▶ [BRIEF]: From the records below, copy every line that contains the word "their".

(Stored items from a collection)
───

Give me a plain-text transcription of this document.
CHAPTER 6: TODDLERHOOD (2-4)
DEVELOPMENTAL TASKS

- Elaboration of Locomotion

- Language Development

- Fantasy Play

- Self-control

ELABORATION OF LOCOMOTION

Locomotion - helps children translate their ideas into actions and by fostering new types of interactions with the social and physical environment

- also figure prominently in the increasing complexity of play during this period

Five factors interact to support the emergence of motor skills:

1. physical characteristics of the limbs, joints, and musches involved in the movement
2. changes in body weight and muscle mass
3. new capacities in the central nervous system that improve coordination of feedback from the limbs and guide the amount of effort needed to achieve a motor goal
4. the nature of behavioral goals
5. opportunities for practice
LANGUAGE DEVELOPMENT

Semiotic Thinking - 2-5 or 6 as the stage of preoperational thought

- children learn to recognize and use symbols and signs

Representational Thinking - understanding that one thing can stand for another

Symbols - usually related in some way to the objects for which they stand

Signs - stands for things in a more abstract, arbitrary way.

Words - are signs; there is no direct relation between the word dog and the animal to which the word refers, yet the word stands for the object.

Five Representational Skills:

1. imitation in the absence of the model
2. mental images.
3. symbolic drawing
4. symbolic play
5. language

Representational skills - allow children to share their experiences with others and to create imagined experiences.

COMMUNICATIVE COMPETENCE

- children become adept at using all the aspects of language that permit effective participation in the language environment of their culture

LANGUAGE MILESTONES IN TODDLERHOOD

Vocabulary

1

───

▶ [SOLUTION FOR THIS PROBLEM]:
Locomotion - helps children translate their ideas into actions and by fostering new types of interactions with the social and physical environment
Representational skills - allow children to share their experiences with others and to create imagined experiences.
- children become adept at using all the aspects of language that permit effective participation in the language environment of their culture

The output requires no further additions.